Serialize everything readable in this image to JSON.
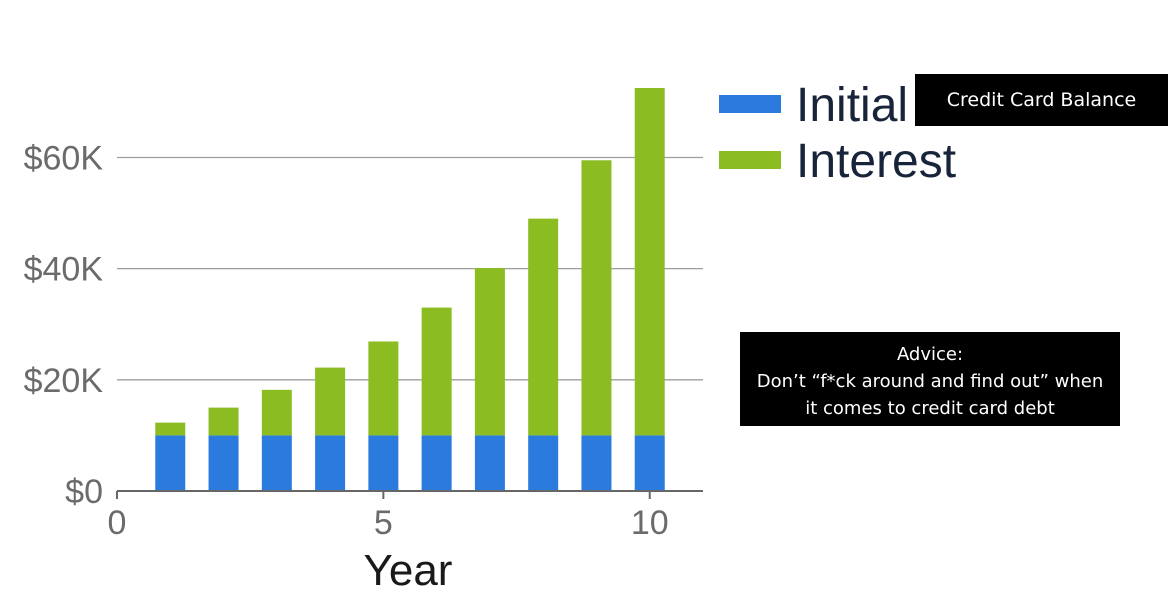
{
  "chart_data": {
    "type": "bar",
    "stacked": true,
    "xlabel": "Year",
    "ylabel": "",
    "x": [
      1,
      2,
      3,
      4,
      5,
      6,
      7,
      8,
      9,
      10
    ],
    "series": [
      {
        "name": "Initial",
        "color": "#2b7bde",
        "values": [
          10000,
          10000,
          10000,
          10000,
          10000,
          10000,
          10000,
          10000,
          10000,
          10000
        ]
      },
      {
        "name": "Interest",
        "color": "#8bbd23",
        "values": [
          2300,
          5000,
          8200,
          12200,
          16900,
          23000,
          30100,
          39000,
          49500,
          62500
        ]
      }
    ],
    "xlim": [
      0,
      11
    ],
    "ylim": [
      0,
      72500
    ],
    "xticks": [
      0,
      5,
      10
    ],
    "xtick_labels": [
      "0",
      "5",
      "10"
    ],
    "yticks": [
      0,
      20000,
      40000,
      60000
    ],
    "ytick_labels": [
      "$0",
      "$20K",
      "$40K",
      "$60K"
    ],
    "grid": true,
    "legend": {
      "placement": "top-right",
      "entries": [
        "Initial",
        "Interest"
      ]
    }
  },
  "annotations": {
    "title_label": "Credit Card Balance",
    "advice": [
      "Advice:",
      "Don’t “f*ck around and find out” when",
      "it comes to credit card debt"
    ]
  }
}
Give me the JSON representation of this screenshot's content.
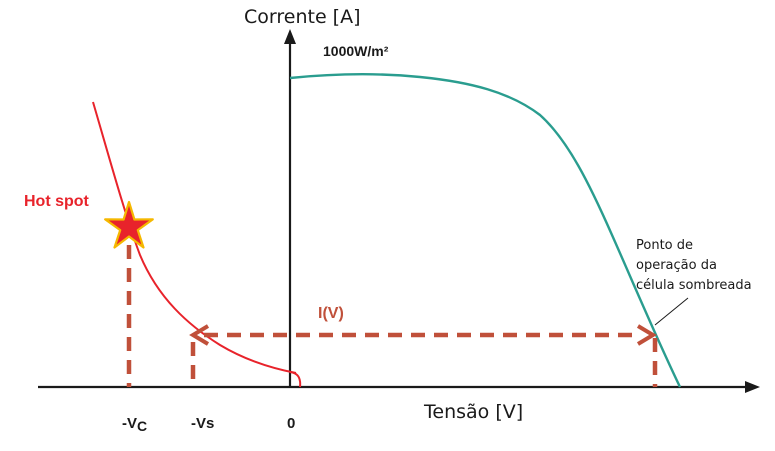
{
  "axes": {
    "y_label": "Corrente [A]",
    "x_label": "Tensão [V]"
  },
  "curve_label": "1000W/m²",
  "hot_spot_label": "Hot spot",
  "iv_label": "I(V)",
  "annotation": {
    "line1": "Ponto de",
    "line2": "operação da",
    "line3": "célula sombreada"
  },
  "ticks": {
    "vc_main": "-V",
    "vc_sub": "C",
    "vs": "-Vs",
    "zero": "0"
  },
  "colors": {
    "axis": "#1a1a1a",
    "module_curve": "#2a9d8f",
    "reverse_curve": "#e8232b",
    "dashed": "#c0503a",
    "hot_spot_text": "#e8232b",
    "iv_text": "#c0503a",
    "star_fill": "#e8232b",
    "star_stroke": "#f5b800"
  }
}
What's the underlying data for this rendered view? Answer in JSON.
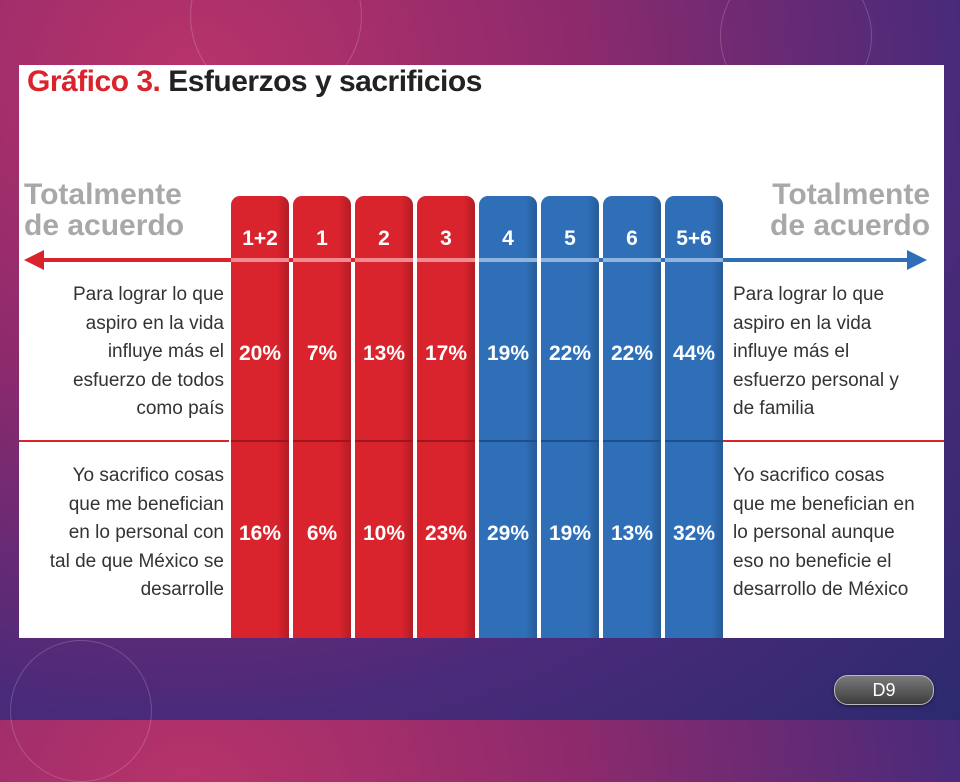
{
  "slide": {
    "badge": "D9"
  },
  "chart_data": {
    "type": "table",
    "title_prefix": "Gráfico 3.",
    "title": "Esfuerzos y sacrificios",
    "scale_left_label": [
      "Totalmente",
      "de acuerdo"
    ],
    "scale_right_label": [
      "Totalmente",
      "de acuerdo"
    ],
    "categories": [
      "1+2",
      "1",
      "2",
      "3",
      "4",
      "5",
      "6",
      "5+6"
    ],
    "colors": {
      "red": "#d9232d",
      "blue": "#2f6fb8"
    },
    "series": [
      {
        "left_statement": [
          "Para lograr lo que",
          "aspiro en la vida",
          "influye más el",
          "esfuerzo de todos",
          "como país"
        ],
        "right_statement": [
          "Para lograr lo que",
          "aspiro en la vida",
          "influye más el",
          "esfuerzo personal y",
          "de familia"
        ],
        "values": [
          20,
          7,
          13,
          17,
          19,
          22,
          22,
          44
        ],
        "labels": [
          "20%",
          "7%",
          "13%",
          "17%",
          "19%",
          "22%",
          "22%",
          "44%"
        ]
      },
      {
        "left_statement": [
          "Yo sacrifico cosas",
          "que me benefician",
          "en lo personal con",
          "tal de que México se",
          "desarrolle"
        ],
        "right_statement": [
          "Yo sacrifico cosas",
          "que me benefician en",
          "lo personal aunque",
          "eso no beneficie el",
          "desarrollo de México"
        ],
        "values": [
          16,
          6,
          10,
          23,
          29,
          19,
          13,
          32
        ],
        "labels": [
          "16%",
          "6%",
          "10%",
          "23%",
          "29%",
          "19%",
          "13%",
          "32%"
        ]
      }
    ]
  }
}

○ ○ ○ ○ ○ ○ ○

* GIVEN INSTRUCTION *
All of the lines above should be retyped precisely, apart from the pictures.

* SOLUTION BELOW *
Serialize everything readable in this image to JSON.
{
  "chart_data": {
    "type": "bar",
    "stacked": true,
    "xlabel": "Year",
    "ylabel": "",
    "x": [
      1,
      2,
      3,
      4,
      5,
      6,
      7,
      8,
      9,
      10
    ],
    "series": [
      {
        "name": "Initial",
        "color": "#2b7bde",
        "values": [
          10000,
          10000,
          10000,
          10000,
          10000,
          10000,
          10000,
          10000,
          10000,
          10000
        ]
      },
      {
        "name": "Interest",
        "color": "#8bbd23",
        "values": [
          2300,
          5000,
          8200,
          12200,
          16900,
          23000,
          30100,
          39000,
          49500,
          62500
        ]
      }
    ],
    "xlim": [
      0,
      11
    ],
    "ylim": [
      0,
      72500
    ],
    "xticks": [
      0,
      5,
      10
    ],
    "xtick_labels": [
      "0",
      "5",
      "10"
    ],
    "yticks": [
      0,
      20000,
      40000,
      60000
    ],
    "ytick_labels": [
      "$0",
      "$20K",
      "$40K",
      "$60K"
    ],
    "grid": true,
    "legend": {
      "placement": "top-right",
      "entries": [
        "Initial",
        "Interest"
      ]
    }
  },
  "annotations": {
    "title_label": "Credit Card Balance",
    "advice": [
      "Advice:",
      "Don’t “f*ck around and find out” when",
      "it comes to credit card debt"
    ]
  }
}
Give me the JSON representation of this screenshot's content.
{
  "axes": {
    "y_label": "Corrente [A]",
    "x_label": "Tensão [V]"
  },
  "curve_label": "1000W/m²",
  "hot_spot_label": "Hot spot",
  "iv_label": "I(V)",
  "annotation": {
    "line1": "Ponto de",
    "line2": "operação da",
    "line3": "célula sombreada"
  },
  "ticks": {
    "vc_main": "-V",
    "vc_sub": "C",
    "vs": "-Vs",
    "zero": "0"
  },
  "colors": {
    "axis": "#1a1a1a",
    "module_curve": "#2a9d8f",
    "reverse_curve": "#e8232b",
    "dashed": "#c0503a",
    "hot_spot_text": "#e8232b",
    "iv_text": "#c0503a",
    "star_fill": "#e8232b",
    "star_stroke": "#f5b800"
  }
}
What's the underlying data for this rendered view? Answer in JSON.
{
  "slide": {
    "badge": "D9"
  },
  "chart_data": {
    "type": "table",
    "title_prefix": "Gráfico 3.",
    "title": "Esfuerzos y sacrificios",
    "scale_left_label": [
      "Totalmente",
      "de acuerdo"
    ],
    "scale_right_label": [
      "Totalmente",
      "de acuerdo"
    ],
    "categories": [
      "1+2",
      "1",
      "2",
      "3",
      "4",
      "5",
      "6",
      "5+6"
    ],
    "colors": {
      "red": "#d9232d",
      "blue": "#2f6fb8"
    },
    "series": [
      {
        "left_statement": [
          "Para lograr lo que",
          "aspiro en la vida",
          "influye más el",
          "esfuerzo de todos",
          "como país"
        ],
        "right_statement": [
          "Para lograr lo que",
          "aspiro en la vida",
          "influye más el",
          "esfuerzo personal y",
          "de familia"
        ],
        "values": [
          20,
          7,
          13,
          17,
          19,
          22,
          22,
          44
        ],
        "labels": [
          "20%",
          "7%",
          "13%",
          "17%",
          "19%",
          "22%",
          "22%",
          "44%"
        ]
      },
      {
        "left_statement": [
          "Yo sacrifico cosas",
          "que me benefician",
          "en lo personal con",
          "tal de que México se",
          "desarrolle"
        ],
        "right_statement": [
          "Yo sacrifico cosas",
          "que me benefician en",
          "lo personal aunque",
          "eso no beneficie el",
          "desarrollo de México"
        ],
        "values": [
          16,
          6,
          10,
          23,
          29,
          19,
          13,
          32
        ],
        "labels": [
          "16%",
          "6%",
          "10%",
          "23%",
          "29%",
          "19%",
          "13%",
          "32%"
        ]
      }
    ]
  }
}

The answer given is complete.